### DO THIS
Copy every line of the data that includes the string "Influencers".

### EXERCISE INPUTS
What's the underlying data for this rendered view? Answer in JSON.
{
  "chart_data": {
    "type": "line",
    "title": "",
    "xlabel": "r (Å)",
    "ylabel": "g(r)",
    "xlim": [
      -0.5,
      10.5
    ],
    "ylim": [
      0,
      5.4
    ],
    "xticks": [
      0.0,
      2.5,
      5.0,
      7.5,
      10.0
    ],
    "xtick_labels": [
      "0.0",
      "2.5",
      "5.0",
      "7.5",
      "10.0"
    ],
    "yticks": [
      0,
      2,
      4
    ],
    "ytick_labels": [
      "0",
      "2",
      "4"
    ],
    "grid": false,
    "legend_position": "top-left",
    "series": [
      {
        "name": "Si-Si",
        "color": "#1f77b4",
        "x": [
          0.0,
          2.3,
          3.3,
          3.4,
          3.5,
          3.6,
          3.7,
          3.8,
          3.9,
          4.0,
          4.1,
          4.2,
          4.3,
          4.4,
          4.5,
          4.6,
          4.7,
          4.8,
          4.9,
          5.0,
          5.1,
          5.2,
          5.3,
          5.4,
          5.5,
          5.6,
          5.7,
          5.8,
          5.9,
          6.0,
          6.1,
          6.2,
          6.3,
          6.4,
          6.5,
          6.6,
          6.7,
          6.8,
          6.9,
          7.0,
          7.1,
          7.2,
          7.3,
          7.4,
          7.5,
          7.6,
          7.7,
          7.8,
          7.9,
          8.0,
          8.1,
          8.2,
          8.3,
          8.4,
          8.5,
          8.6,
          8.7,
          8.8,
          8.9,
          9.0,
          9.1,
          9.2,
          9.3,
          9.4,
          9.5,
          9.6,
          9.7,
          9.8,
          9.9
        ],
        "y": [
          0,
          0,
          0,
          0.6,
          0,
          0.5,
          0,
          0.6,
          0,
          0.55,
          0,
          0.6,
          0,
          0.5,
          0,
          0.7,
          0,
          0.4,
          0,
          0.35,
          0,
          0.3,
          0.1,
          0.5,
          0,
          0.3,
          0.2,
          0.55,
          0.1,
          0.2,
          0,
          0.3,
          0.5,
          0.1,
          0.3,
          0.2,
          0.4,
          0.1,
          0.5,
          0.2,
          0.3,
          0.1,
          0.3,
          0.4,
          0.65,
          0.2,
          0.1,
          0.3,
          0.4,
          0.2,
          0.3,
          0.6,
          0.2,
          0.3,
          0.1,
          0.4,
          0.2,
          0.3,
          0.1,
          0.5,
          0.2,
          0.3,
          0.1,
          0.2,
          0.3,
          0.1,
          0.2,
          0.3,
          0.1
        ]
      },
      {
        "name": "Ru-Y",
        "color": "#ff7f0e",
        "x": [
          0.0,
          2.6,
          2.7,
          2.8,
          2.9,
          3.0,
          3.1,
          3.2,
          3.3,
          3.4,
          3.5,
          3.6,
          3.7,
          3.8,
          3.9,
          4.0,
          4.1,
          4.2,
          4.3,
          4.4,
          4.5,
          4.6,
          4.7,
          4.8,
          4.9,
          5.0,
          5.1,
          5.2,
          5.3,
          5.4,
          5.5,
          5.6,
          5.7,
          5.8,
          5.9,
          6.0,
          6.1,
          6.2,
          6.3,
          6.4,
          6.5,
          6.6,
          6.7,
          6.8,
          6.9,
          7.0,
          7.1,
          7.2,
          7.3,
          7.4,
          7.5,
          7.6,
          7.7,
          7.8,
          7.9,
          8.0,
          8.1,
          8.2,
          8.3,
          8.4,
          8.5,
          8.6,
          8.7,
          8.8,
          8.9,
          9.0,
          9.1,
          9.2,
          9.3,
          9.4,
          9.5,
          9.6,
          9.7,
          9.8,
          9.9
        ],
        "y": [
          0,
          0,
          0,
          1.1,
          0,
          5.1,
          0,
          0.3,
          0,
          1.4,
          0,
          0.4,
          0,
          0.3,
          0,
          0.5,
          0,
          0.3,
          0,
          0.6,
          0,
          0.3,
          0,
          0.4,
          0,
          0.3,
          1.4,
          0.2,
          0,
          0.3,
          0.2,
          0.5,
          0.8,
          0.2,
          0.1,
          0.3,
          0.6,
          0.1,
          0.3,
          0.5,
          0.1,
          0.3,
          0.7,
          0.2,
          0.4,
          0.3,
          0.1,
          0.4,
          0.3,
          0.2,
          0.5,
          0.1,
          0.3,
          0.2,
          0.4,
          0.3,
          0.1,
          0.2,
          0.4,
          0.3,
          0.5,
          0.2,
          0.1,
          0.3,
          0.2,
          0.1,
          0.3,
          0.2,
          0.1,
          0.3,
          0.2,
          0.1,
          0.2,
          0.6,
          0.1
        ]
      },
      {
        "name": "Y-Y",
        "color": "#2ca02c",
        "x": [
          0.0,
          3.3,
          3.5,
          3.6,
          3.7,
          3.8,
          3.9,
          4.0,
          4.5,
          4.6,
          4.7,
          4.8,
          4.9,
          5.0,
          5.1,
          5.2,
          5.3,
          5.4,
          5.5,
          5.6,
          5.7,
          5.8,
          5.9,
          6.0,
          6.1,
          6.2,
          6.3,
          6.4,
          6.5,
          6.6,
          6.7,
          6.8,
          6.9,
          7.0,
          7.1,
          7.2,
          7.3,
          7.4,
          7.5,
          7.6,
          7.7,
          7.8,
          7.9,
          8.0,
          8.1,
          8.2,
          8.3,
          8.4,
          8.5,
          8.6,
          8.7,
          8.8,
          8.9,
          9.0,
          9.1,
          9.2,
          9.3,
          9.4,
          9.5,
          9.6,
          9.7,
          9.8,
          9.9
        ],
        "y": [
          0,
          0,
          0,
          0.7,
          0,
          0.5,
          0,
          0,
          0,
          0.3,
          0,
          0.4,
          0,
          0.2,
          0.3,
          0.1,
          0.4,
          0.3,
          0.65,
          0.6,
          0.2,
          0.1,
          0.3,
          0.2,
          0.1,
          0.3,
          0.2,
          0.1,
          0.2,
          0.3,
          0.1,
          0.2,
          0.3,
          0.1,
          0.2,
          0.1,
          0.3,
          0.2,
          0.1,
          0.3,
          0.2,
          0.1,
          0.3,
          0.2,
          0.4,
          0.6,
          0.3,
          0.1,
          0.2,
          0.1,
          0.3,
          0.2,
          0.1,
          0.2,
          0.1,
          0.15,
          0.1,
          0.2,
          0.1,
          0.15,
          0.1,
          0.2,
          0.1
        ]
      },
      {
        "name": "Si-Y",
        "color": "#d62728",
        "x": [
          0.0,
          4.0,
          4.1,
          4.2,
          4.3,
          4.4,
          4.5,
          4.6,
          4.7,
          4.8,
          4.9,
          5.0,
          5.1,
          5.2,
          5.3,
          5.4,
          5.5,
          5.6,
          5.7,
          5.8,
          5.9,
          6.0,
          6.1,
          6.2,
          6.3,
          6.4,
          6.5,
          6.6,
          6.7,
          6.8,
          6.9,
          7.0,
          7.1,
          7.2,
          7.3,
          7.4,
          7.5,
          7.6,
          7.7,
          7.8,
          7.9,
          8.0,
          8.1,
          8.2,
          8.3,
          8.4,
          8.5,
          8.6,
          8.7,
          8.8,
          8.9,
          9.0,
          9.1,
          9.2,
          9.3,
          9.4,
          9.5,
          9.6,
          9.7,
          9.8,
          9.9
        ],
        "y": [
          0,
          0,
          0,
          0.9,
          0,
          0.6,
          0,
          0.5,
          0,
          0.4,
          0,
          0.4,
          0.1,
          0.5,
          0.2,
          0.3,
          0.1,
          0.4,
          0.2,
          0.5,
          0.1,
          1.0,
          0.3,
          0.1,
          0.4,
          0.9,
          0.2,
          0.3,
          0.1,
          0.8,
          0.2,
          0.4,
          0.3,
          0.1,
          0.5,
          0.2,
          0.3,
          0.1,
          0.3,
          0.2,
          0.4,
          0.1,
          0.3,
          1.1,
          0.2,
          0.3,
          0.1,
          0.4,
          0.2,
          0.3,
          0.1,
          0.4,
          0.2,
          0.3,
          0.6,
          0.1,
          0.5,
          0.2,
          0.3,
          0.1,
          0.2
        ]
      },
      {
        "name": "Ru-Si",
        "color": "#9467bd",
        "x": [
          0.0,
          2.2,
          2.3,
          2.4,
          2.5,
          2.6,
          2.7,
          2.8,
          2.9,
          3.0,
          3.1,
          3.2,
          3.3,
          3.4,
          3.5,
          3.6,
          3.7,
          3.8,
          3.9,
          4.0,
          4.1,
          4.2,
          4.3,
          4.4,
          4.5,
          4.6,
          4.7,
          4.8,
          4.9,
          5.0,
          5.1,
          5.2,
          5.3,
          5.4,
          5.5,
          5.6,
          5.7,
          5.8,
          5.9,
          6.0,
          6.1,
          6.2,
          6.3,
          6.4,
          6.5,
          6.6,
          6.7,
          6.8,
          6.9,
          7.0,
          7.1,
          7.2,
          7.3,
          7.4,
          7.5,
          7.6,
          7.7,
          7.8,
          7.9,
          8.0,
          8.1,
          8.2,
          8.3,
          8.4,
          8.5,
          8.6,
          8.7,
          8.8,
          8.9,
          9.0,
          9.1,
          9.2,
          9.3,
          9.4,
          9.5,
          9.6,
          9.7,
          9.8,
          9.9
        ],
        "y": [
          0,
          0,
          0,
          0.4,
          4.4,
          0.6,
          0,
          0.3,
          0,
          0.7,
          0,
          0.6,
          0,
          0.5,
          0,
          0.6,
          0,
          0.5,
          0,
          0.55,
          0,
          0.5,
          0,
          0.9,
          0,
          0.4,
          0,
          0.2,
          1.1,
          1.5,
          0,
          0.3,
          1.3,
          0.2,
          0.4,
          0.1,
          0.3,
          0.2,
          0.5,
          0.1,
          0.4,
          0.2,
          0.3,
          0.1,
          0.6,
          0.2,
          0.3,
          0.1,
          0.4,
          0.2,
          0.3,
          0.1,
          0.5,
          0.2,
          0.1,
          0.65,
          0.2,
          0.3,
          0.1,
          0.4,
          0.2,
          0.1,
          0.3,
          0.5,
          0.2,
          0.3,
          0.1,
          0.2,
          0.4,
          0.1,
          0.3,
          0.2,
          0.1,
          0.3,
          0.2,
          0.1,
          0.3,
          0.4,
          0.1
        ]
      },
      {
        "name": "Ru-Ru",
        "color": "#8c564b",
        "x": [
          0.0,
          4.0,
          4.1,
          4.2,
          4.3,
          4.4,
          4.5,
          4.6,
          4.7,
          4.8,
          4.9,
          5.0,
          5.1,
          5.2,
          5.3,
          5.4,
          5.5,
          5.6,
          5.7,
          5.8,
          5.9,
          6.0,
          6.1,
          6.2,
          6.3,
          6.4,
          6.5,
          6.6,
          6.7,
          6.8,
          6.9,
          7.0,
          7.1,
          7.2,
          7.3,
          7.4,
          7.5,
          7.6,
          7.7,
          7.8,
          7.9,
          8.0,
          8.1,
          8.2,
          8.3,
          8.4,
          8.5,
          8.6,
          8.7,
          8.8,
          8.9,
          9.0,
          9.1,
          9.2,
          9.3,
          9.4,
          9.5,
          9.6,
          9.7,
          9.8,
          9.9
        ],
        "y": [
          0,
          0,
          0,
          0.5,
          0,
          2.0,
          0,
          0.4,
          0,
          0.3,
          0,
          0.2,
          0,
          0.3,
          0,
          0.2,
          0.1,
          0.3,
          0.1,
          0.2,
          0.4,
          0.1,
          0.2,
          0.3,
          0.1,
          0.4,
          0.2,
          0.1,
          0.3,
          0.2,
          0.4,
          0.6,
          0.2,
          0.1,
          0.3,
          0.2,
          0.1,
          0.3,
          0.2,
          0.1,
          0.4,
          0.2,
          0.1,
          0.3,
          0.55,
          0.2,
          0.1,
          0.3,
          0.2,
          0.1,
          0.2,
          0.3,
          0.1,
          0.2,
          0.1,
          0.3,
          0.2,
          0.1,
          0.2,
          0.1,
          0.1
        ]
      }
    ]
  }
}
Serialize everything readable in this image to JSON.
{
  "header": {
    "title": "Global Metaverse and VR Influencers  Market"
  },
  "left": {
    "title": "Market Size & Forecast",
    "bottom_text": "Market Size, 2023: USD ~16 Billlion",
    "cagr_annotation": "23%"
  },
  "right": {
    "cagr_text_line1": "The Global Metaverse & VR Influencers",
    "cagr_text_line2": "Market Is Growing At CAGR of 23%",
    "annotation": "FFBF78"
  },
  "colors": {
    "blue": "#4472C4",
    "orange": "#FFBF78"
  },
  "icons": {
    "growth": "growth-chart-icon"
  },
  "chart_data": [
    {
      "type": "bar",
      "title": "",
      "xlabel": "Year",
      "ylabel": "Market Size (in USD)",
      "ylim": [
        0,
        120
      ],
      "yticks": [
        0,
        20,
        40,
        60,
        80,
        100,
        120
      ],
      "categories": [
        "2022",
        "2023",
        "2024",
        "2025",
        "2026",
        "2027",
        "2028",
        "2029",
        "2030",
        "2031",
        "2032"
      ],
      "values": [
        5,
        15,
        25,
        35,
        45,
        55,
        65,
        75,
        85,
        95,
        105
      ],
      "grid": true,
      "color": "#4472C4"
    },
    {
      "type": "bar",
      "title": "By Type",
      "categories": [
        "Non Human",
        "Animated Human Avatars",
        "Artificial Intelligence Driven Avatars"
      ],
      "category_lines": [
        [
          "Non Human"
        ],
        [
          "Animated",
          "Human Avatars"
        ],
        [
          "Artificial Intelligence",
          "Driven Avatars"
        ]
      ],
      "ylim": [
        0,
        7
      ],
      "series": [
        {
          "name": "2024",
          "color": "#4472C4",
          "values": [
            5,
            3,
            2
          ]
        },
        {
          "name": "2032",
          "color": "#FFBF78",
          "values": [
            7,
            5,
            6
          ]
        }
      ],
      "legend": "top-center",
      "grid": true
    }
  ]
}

### RESULT
    "title": "Global Metaverse and VR Influencers  Market"
    "cagr_text_line1": "The Global Metaverse & VR Influencers",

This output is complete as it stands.